What to work on:
Go through the material and write it all out exactly, minus the pictures.

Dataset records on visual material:
┄┄┄┄┄┄

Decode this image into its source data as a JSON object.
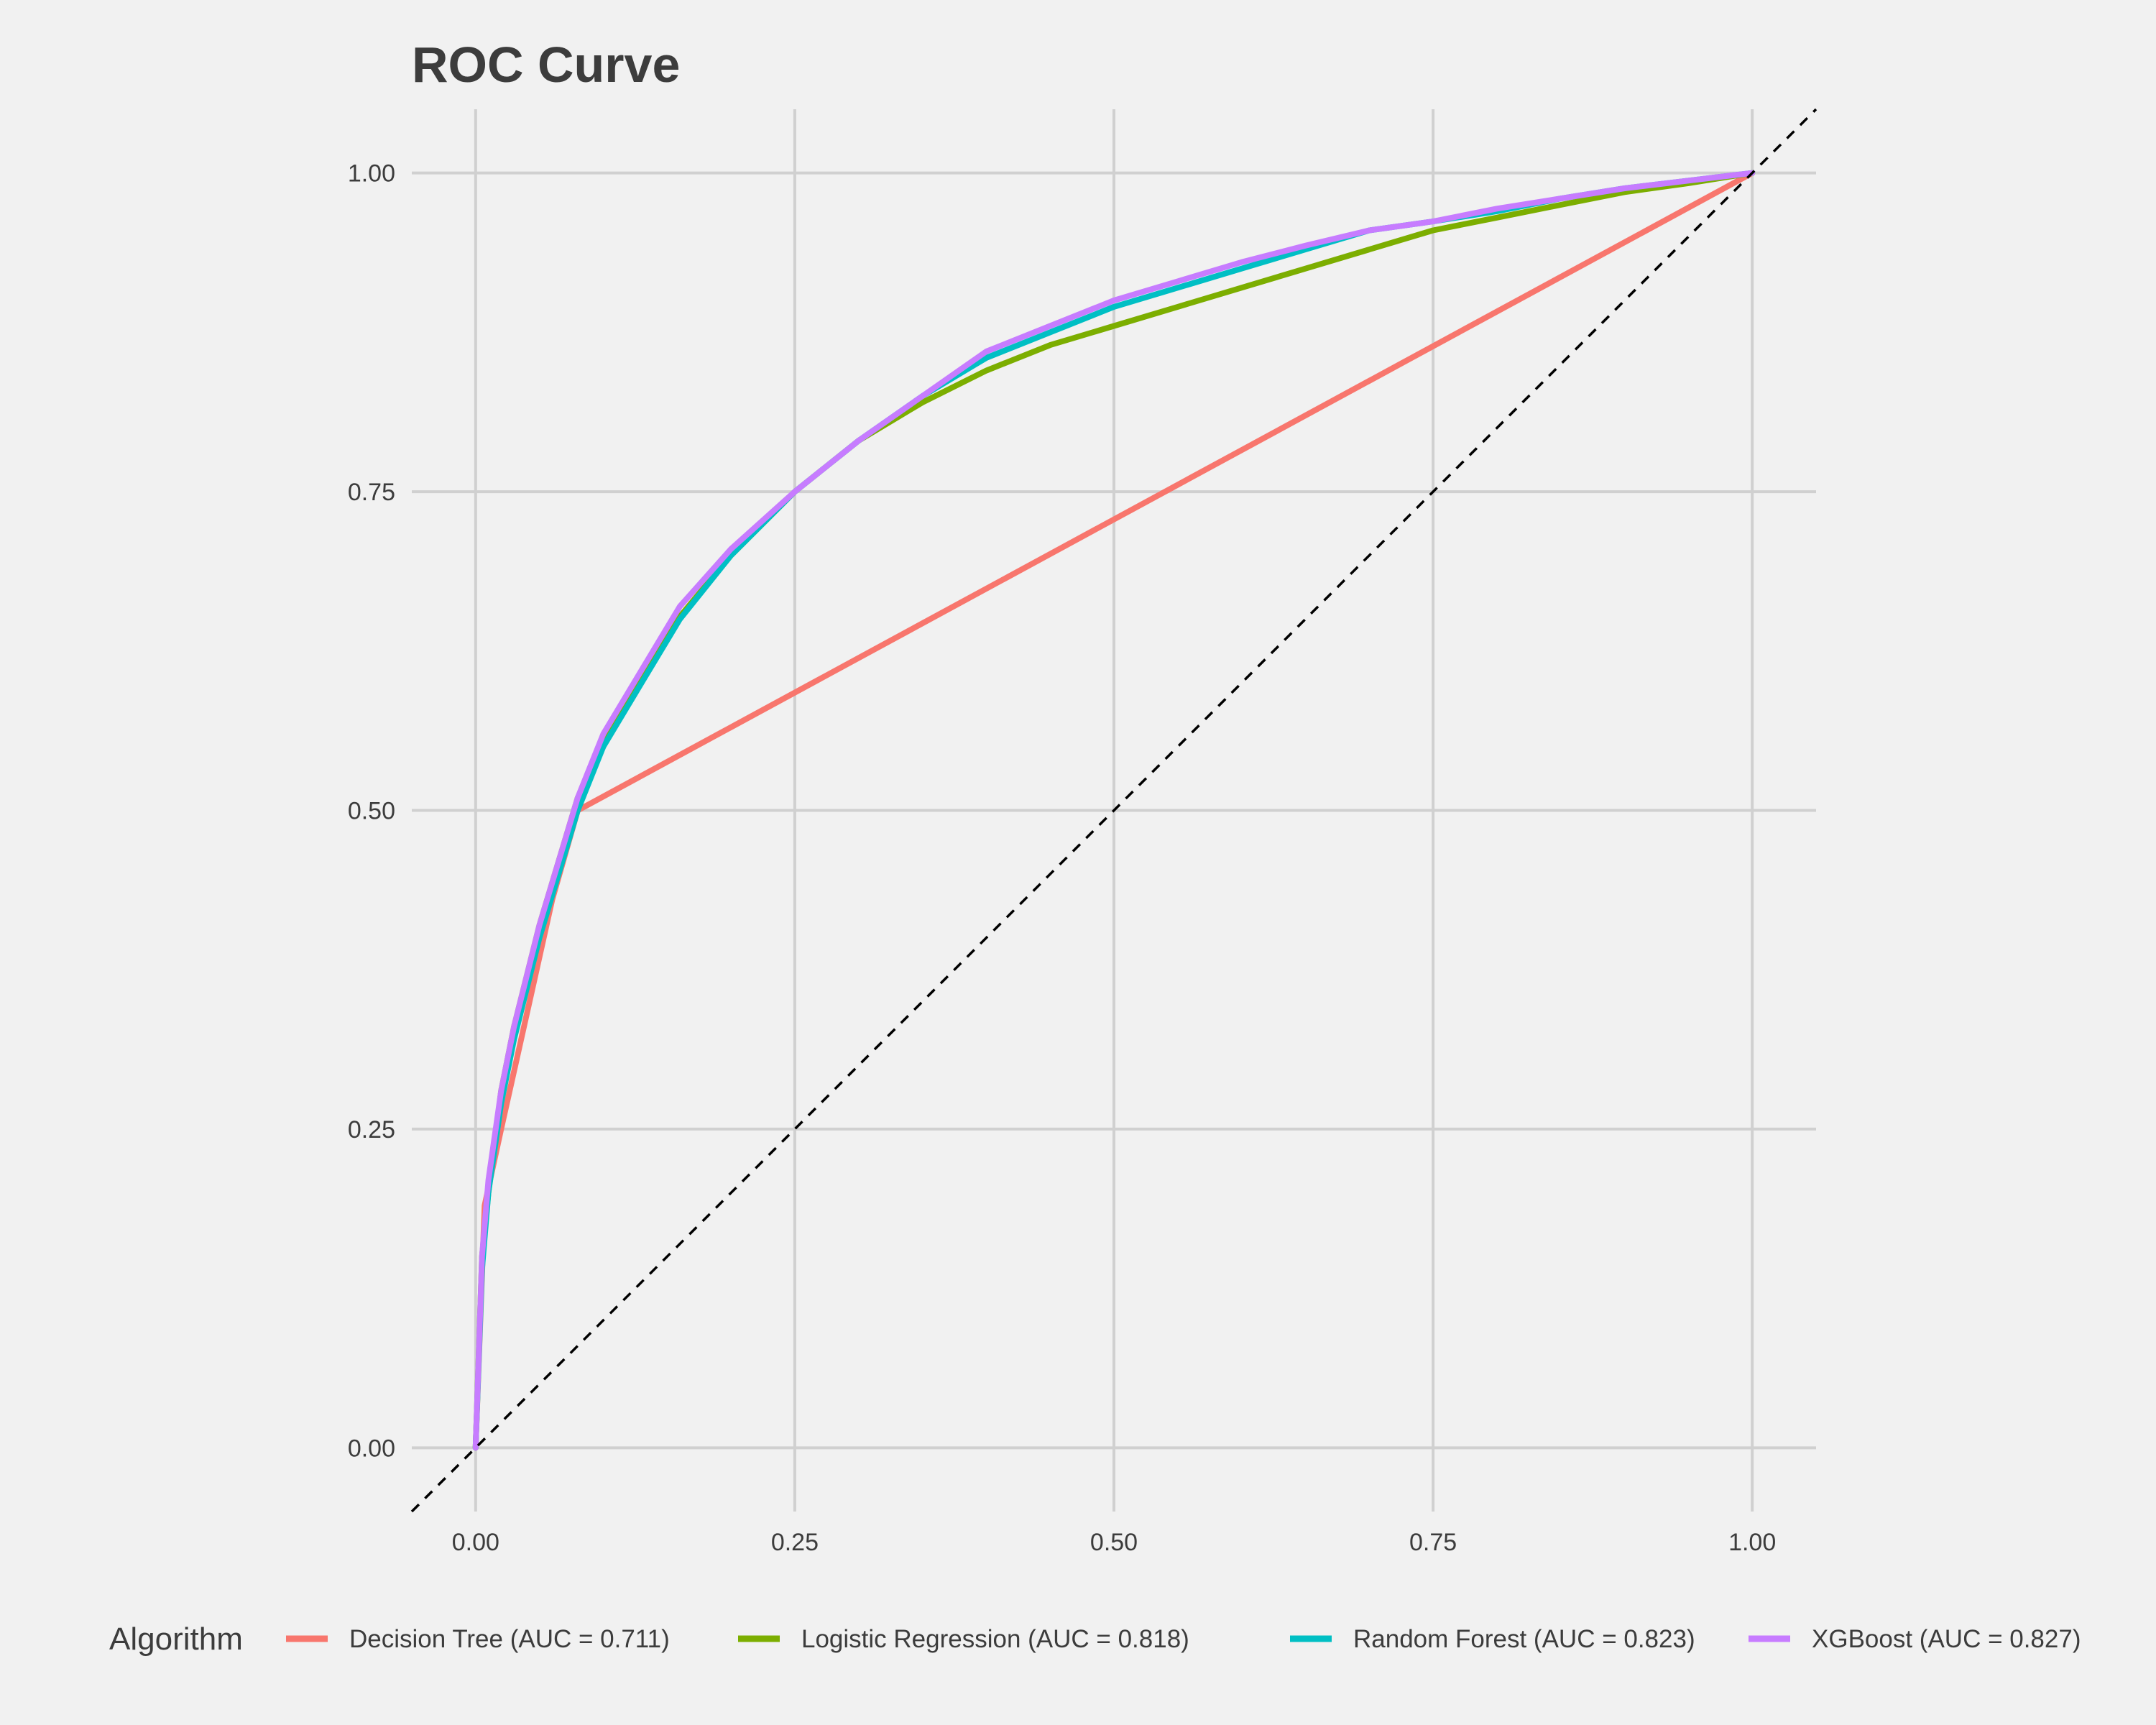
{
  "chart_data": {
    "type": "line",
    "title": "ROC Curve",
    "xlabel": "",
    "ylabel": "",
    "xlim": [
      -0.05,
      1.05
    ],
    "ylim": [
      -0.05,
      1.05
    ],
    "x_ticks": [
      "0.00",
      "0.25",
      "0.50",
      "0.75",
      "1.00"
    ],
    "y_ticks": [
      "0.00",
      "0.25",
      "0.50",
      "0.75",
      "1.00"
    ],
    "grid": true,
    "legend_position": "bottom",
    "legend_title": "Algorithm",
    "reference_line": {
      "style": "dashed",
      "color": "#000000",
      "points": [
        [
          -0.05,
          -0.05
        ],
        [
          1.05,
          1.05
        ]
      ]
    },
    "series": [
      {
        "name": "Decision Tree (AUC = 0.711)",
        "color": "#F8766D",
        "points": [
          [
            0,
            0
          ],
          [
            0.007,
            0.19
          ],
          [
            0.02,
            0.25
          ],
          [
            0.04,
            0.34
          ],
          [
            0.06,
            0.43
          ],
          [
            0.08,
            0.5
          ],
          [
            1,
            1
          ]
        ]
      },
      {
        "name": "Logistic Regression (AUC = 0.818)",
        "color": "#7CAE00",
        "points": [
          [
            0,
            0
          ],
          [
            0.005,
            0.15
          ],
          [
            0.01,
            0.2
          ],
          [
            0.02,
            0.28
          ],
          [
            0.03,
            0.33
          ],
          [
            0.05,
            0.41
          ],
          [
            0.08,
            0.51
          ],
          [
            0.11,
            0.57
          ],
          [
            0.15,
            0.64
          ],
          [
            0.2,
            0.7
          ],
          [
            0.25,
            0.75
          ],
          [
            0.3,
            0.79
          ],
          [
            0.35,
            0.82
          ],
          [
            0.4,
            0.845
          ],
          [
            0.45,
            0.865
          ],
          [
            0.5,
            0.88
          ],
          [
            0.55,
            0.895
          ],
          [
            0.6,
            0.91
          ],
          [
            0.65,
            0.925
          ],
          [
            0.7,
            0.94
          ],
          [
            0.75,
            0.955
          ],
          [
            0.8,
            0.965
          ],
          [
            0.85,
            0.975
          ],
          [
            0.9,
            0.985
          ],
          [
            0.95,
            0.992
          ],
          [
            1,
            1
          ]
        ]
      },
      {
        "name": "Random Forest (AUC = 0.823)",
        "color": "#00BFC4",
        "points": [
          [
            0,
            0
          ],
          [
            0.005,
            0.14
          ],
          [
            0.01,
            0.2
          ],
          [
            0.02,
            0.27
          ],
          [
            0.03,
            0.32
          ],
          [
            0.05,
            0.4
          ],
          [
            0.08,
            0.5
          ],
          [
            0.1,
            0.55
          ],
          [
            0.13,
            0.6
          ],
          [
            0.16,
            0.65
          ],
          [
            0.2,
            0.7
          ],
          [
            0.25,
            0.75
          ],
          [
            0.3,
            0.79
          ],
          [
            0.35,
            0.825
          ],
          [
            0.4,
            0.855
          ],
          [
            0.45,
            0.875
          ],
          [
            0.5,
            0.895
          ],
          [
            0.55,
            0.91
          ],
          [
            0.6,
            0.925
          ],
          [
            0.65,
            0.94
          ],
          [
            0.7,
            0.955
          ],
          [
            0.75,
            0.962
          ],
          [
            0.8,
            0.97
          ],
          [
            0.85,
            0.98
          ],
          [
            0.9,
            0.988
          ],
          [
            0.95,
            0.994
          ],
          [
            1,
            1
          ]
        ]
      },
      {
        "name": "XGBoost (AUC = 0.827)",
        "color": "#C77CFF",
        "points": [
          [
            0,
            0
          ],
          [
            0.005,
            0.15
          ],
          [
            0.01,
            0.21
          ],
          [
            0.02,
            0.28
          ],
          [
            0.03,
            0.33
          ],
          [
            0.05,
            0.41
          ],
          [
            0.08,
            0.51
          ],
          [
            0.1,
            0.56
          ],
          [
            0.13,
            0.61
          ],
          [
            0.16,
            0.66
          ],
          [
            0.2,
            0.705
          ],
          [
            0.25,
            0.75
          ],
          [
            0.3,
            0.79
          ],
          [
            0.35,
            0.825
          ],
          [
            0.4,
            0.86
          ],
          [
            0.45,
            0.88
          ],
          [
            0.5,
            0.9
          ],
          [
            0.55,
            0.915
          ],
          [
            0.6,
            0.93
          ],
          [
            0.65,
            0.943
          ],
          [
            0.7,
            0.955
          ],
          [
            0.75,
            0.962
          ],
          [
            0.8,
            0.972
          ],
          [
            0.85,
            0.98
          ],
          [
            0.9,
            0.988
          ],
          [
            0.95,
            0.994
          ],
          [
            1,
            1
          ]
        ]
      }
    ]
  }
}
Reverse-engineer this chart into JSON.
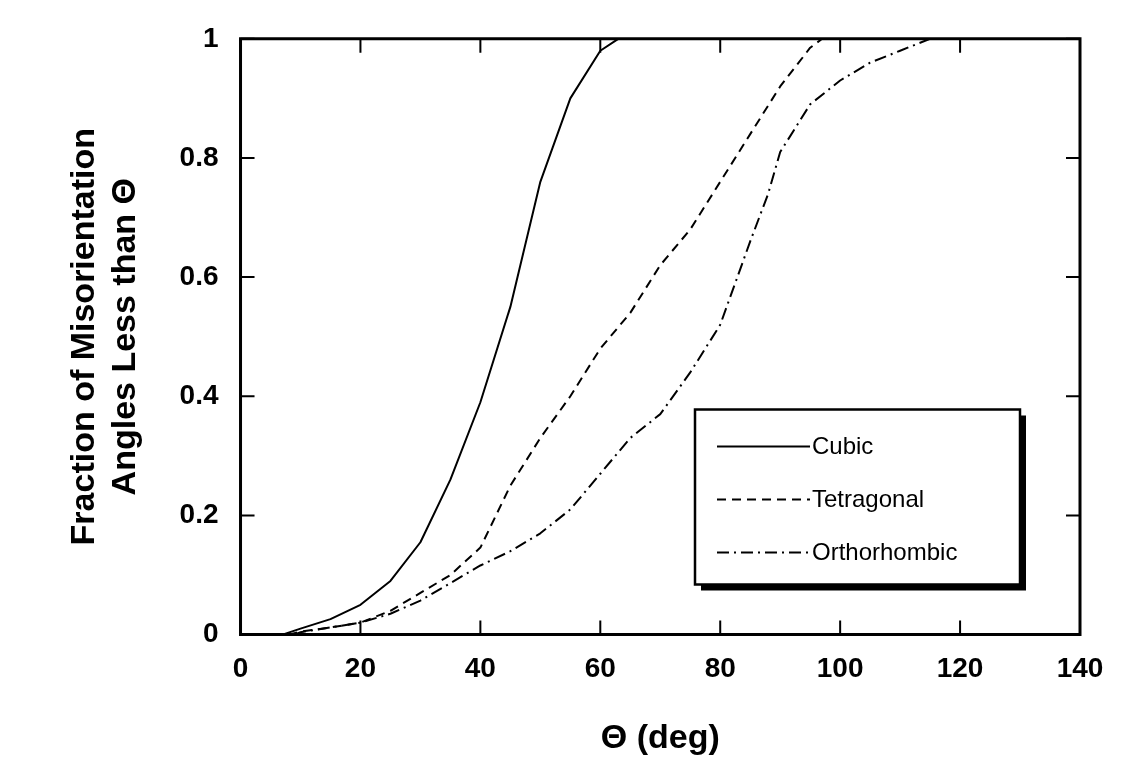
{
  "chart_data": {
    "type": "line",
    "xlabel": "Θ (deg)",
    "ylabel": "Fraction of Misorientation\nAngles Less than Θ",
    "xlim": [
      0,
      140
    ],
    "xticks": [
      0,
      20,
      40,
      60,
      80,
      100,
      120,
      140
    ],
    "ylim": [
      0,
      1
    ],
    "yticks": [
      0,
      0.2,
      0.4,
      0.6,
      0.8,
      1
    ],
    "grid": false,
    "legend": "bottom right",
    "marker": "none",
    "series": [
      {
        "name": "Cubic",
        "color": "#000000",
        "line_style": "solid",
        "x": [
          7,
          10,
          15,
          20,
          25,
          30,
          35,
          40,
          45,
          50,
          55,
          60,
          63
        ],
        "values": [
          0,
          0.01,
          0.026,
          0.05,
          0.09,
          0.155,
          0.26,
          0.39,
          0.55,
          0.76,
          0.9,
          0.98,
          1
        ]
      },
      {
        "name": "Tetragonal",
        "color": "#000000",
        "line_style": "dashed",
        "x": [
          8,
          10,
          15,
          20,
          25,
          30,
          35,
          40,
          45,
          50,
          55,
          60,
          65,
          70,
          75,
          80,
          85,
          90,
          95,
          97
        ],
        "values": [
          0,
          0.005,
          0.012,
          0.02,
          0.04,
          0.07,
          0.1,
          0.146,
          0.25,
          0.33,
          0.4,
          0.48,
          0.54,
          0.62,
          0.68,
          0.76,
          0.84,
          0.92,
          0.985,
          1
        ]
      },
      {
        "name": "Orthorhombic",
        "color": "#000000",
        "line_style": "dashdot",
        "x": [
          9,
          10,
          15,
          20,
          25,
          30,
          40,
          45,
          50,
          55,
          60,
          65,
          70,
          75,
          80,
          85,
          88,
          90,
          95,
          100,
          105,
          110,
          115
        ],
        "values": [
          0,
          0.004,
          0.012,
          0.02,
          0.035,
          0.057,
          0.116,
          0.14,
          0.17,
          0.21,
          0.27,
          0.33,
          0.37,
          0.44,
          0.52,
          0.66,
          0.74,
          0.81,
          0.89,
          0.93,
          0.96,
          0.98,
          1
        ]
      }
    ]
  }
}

┄┄┄┄┄┄

Exercise result:
Decode this image into its source data as a JSON object.
{
  "chart_data": {
    "type": "line",
    "title": "ROC Curve",
    "xlabel": "",
    "ylabel": "",
    "xlim": [
      -0.05,
      1.05
    ],
    "ylim": [
      -0.05,
      1.05
    ],
    "x_ticks": [
      "0.00",
      "0.25",
      "0.50",
      "0.75",
      "1.00"
    ],
    "y_ticks": [
      "0.00",
      "0.25",
      "0.50",
      "0.75",
      "1.00"
    ],
    "grid": true,
    "legend_position": "bottom",
    "legend_title": "Algorithm",
    "reference_line": {
      "style": "dashed",
      "color": "#000000",
      "points": [
        [
          -0.05,
          -0.05
        ],
        [
          1.05,
          1.05
        ]
      ]
    },
    "series": [
      {
        "name": "Decision Tree (AUC = 0.711)",
        "color": "#F8766D",
        "points": [
          [
            0,
            0
          ],
          [
            0.007,
            0.19
          ],
          [
            0.02,
            0.25
          ],
          [
            0.04,
            0.34
          ],
          [
            0.06,
            0.43
          ],
          [
            0.08,
            0.5
          ],
          [
            1,
            1
          ]
        ]
      },
      {
        "name": "Logistic Regression (AUC = 0.818)",
        "color": "#7CAE00",
        "points": [
          [
            0,
            0
          ],
          [
            0.005,
            0.15
          ],
          [
            0.01,
            0.2
          ],
          [
            0.02,
            0.28
          ],
          [
            0.03,
            0.33
          ],
          [
            0.05,
            0.41
          ],
          [
            0.08,
            0.51
          ],
          [
            0.11,
            0.57
          ],
          [
            0.15,
            0.64
          ],
          [
            0.2,
            0.7
          ],
          [
            0.25,
            0.75
          ],
          [
            0.3,
            0.79
          ],
          [
            0.35,
            0.82
          ],
          [
            0.4,
            0.845
          ],
          [
            0.45,
            0.865
          ],
          [
            0.5,
            0.88
          ],
          [
            0.55,
            0.895
          ],
          [
            0.6,
            0.91
          ],
          [
            0.65,
            0.925
          ],
          [
            0.7,
            0.94
          ],
          [
            0.75,
            0.955
          ],
          [
            0.8,
            0.965
          ],
          [
            0.85,
            0.975
          ],
          [
            0.9,
            0.985
          ],
          [
            0.95,
            0.992
          ],
          [
            1,
            1
          ]
        ]
      },
      {
        "name": "Random Forest (AUC = 0.823)",
        "color": "#00BFC4",
        "points": [
          [
            0,
            0
          ],
          [
            0.005,
            0.14
          ],
          [
            0.01,
            0.2
          ],
          [
            0.02,
            0.27
          ],
          [
            0.03,
            0.32
          ],
          [
            0.05,
            0.4
          ],
          [
            0.08,
            0.5
          ],
          [
            0.1,
            0.55
          ],
          [
            0.13,
            0.6
          ],
          [
            0.16,
            0.65
          ],
          [
            0.2,
            0.7
          ],
          [
            0.25,
            0.75
          ],
          [
            0.3,
            0.79
          ],
          [
            0.35,
            0.825
          ],
          [
            0.4,
            0.855
          ],
          [
            0.45,
            0.875
          ],
          [
            0.5,
            0.895
          ],
          [
            0.55,
            0.91
          ],
          [
            0.6,
            0.925
          ],
          [
            0.65,
            0.94
          ],
          [
            0.7,
            0.955
          ],
          [
            0.75,
            0.962
          ],
          [
            0.8,
            0.97
          ],
          [
            0.85,
            0.98
          ],
          [
            0.9,
            0.988
          ],
          [
            0.95,
            0.994
          ],
          [
            1,
            1
          ]
        ]
      },
      {
        "name": "XGBoost (AUC = 0.827)",
        "color": "#C77CFF",
        "points": [
          [
            0,
            0
          ],
          [
            0.005,
            0.15
          ],
          [
            0.01,
            0.21
          ],
          [
            0.02,
            0.28
          ],
          [
            0.03,
            0.33
          ],
          [
            0.05,
            0.41
          ],
          [
            0.08,
            0.51
          ],
          [
            0.1,
            0.56
          ],
          [
            0.13,
            0.61
          ],
          [
            0.16,
            0.66
          ],
          [
            0.2,
            0.705
          ],
          [
            0.25,
            0.75
          ],
          [
            0.3,
            0.79
          ],
          [
            0.35,
            0.825
          ],
          [
            0.4,
            0.86
          ],
          [
            0.45,
            0.88
          ],
          [
            0.5,
            0.9
          ],
          [
            0.55,
            0.915
          ],
          [
            0.6,
            0.93
          ],
          [
            0.65,
            0.943
          ],
          [
            0.7,
            0.955
          ],
          [
            0.75,
            0.962
          ],
          [
            0.8,
            0.972
          ],
          [
            0.85,
            0.98
          ],
          [
            0.9,
            0.988
          ],
          [
            0.95,
            0.994
          ],
          [
            1,
            1
          ]
        ]
      }
    ]
  }
}
Reverse-engineer this chart into JSON.
{
  "chart_data": {
    "type": "line",
    "xlabel": "Θ (deg)",
    "ylabel": "Fraction of Misorientation\nAngles Less than Θ",
    "xlim": [
      0,
      140
    ],
    "xticks": [
      0,
      20,
      40,
      60,
      80,
      100,
      120,
      140
    ],
    "ylim": [
      0,
      1
    ],
    "yticks": [
      0,
      0.2,
      0.4,
      0.6,
      0.8,
      1
    ],
    "grid": false,
    "legend": "bottom right",
    "marker": "none",
    "series": [
      {
        "name": "Cubic",
        "color": "#000000",
        "line_style": "solid",
        "x": [
          7,
          10,
          15,
          20,
          25,
          30,
          35,
          40,
          45,
          50,
          55,
          60,
          63
        ],
        "values": [
          0,
          0.01,
          0.026,
          0.05,
          0.09,
          0.155,
          0.26,
          0.39,
          0.55,
          0.76,
          0.9,
          0.98,
          1
        ]
      },
      {
        "name": "Tetragonal",
        "color": "#000000",
        "line_style": "dashed",
        "x": [
          8,
          10,
          15,
          20,
          25,
          30,
          35,
          40,
          45,
          50,
          55,
          60,
          65,
          70,
          75,
          80,
          85,
          90,
          95,
          97
        ],
        "values": [
          0,
          0.005,
          0.012,
          0.02,
          0.04,
          0.07,
          0.1,
          0.146,
          0.25,
          0.33,
          0.4,
          0.48,
          0.54,
          0.62,
          0.68,
          0.76,
          0.84,
          0.92,
          0.985,
          1
        ]
      },
      {
        "name": "Orthorhombic",
        "color": "#000000",
        "line_style": "dashdot",
        "x": [
          9,
          10,
          15,
          20,
          25,
          30,
          40,
          45,
          50,
          55,
          60,
          65,
          70,
          75,
          80,
          85,
          88,
          90,
          95,
          100,
          105,
          110,
          115
        ],
        "values": [
          0,
          0.004,
          0.012,
          0.02,
          0.035,
          0.057,
          0.116,
          0.14,
          0.17,
          0.21,
          0.27,
          0.33,
          0.37,
          0.44,
          0.52,
          0.66,
          0.74,
          0.81,
          0.89,
          0.93,
          0.96,
          0.98,
          1
        ]
      }
    ]
  }
}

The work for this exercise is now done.